- Work to complete: Reproduce the entries below without any change, from the first line of the entries through the line that contains "- d-xtick-label: 2: [111, 519, 117, 531]", including that line.

——————————

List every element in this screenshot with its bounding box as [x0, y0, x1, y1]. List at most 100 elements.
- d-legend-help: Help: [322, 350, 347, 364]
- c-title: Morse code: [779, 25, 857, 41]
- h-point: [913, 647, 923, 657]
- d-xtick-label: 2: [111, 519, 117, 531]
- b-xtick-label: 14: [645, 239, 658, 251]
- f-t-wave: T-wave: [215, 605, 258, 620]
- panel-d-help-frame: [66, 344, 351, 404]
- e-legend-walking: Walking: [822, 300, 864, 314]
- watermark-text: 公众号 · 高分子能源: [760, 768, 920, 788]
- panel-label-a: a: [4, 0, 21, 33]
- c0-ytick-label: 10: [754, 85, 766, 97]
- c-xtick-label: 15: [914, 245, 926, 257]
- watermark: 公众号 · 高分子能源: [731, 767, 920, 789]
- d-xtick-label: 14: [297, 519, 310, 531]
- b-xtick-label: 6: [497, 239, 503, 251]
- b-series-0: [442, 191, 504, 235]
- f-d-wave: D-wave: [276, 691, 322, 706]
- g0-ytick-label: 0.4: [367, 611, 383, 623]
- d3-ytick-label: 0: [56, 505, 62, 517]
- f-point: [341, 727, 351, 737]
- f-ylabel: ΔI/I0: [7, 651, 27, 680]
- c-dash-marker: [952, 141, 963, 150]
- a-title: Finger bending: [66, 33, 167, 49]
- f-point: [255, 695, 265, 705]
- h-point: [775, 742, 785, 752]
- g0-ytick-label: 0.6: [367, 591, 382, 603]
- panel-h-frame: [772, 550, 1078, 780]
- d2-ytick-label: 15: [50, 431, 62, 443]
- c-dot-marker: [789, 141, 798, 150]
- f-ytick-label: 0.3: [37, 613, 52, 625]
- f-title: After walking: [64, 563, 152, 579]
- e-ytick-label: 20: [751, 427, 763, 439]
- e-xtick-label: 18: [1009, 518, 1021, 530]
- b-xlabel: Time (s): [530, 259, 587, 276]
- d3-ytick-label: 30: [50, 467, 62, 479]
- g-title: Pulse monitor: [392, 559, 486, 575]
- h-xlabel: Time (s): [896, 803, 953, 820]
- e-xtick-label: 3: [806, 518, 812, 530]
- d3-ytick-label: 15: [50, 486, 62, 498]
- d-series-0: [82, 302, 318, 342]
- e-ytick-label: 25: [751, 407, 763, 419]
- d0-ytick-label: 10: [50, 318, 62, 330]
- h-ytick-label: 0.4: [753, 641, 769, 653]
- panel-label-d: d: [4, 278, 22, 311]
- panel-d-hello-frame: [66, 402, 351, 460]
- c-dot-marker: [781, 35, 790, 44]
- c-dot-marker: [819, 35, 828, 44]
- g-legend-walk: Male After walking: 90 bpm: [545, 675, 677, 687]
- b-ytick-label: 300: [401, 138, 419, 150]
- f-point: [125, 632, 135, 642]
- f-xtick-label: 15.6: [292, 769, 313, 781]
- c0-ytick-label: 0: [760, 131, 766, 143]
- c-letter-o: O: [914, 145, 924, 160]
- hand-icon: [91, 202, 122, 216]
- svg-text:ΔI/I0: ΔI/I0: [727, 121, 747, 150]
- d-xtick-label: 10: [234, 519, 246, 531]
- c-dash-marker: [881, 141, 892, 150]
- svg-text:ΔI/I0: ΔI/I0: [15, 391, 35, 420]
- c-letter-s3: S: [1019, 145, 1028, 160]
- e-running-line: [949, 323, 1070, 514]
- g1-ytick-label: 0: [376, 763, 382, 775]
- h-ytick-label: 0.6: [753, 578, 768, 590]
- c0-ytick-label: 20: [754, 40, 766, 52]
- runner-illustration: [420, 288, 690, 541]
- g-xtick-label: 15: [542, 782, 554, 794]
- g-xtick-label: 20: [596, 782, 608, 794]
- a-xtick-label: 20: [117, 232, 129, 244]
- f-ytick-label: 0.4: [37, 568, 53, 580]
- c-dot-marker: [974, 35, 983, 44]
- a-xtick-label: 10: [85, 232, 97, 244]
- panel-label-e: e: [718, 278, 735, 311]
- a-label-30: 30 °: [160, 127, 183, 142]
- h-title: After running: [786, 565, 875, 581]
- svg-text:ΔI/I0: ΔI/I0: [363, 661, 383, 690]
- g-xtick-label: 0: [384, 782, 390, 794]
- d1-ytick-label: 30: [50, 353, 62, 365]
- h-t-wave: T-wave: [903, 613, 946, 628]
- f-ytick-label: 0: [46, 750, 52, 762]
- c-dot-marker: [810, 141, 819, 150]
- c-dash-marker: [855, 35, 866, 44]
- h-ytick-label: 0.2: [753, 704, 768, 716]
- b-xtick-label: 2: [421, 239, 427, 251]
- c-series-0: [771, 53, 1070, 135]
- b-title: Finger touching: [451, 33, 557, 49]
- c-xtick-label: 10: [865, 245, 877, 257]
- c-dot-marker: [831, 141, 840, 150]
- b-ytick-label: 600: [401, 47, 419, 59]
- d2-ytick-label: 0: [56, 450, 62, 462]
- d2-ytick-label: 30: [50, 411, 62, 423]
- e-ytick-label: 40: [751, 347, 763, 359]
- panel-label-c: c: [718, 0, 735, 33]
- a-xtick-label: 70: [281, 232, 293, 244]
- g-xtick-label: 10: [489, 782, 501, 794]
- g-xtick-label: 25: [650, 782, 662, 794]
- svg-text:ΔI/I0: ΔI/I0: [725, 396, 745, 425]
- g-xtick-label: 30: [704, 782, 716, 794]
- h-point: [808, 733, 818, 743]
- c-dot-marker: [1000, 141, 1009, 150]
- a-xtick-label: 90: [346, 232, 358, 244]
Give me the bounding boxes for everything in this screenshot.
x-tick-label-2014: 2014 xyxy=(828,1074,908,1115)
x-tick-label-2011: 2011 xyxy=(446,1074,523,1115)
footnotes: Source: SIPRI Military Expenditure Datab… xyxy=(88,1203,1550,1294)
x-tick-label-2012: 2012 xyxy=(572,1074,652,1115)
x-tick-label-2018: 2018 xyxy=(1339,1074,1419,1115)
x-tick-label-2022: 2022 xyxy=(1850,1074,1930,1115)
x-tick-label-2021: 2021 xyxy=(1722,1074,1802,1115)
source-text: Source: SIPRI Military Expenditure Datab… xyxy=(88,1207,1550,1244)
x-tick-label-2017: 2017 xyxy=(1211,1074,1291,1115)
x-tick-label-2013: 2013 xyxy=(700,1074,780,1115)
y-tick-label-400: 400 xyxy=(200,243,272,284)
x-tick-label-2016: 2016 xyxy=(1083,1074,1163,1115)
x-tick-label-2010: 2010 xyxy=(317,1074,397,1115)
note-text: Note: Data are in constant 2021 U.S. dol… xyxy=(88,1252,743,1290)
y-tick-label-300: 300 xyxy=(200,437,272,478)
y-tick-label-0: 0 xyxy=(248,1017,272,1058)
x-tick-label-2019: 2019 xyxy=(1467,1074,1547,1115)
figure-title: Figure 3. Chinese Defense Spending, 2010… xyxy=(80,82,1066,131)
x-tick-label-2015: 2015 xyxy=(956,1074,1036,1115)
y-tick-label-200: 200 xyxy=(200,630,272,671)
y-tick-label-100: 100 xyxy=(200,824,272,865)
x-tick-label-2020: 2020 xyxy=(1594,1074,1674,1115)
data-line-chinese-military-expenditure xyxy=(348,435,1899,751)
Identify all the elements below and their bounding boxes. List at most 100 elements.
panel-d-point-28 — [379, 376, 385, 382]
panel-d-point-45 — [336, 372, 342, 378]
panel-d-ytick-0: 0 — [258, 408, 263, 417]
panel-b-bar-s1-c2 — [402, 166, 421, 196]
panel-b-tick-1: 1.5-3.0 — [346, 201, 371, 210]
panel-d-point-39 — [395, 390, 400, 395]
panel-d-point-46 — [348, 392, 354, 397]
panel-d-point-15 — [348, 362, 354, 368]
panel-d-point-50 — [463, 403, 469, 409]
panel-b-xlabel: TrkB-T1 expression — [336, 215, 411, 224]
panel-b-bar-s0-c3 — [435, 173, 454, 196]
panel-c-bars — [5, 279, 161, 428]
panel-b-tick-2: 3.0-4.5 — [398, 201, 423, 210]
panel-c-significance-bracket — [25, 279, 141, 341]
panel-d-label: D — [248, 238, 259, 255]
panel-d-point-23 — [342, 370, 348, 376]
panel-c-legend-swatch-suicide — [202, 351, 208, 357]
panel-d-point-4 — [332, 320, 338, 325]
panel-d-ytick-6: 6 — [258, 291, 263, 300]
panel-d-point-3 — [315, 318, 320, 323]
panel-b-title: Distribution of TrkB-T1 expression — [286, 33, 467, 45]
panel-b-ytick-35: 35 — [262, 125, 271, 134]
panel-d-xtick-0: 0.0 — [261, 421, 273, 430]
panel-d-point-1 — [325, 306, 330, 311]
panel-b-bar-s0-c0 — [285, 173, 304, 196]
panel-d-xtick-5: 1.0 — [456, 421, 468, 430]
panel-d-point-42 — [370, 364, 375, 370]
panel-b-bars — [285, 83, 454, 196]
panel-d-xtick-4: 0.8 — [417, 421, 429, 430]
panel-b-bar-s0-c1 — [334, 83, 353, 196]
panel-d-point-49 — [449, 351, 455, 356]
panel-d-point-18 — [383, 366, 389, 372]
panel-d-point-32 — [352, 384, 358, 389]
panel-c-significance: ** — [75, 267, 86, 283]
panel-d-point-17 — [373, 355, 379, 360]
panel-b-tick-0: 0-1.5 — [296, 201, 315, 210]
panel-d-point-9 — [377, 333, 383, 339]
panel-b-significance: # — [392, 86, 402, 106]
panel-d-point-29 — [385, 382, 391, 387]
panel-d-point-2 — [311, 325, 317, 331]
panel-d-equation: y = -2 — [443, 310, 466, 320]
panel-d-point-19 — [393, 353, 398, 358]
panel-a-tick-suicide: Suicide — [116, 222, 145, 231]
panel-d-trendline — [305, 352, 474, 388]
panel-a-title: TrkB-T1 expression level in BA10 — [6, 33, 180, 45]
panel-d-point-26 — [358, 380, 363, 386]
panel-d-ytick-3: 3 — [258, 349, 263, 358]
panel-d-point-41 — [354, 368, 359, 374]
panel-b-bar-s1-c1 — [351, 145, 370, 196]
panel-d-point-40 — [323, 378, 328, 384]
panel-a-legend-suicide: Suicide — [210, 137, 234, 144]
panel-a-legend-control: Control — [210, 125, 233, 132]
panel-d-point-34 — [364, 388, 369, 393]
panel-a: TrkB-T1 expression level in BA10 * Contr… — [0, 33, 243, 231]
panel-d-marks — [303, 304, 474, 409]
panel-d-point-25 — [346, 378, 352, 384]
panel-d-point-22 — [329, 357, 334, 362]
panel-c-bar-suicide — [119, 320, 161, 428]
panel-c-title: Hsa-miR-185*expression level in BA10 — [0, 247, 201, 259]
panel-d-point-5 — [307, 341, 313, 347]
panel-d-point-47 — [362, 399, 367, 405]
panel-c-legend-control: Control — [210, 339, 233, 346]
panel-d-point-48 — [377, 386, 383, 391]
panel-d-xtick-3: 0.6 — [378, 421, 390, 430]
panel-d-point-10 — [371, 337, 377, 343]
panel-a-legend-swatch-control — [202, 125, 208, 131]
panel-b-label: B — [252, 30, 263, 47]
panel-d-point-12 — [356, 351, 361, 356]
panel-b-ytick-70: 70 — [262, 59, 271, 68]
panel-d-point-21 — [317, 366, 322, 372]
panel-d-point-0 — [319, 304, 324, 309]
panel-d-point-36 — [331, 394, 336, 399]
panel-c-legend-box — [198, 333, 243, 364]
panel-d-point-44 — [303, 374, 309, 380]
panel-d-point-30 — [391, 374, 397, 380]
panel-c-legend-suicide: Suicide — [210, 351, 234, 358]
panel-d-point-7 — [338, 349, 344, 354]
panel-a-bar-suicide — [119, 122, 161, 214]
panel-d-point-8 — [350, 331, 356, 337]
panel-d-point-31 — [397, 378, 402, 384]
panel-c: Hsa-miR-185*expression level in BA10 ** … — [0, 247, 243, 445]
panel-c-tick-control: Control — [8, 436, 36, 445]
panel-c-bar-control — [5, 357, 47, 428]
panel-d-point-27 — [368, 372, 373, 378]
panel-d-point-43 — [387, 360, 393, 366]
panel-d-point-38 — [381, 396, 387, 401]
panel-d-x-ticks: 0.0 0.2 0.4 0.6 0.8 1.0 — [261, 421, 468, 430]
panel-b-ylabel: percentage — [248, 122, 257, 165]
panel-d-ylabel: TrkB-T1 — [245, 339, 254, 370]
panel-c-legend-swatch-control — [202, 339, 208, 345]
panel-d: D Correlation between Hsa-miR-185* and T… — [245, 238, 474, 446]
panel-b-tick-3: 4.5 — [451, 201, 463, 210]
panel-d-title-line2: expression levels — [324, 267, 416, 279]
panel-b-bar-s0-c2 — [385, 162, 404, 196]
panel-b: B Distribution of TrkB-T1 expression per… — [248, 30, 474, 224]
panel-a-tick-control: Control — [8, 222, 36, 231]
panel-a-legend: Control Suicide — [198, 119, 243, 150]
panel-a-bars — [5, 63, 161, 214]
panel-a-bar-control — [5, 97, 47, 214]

——————————

- Task output:
List every element in this screenshot with its bounding box as [x0, y0, x1, y1]. List at most 100 elements.
- d-legend-help: Help: [322, 350, 347, 364]
- c-title: Morse code: [779, 25, 857, 41]
- h-point: [913, 647, 923, 657]
- d-xtick-label: 2: [111, 519, 117, 531]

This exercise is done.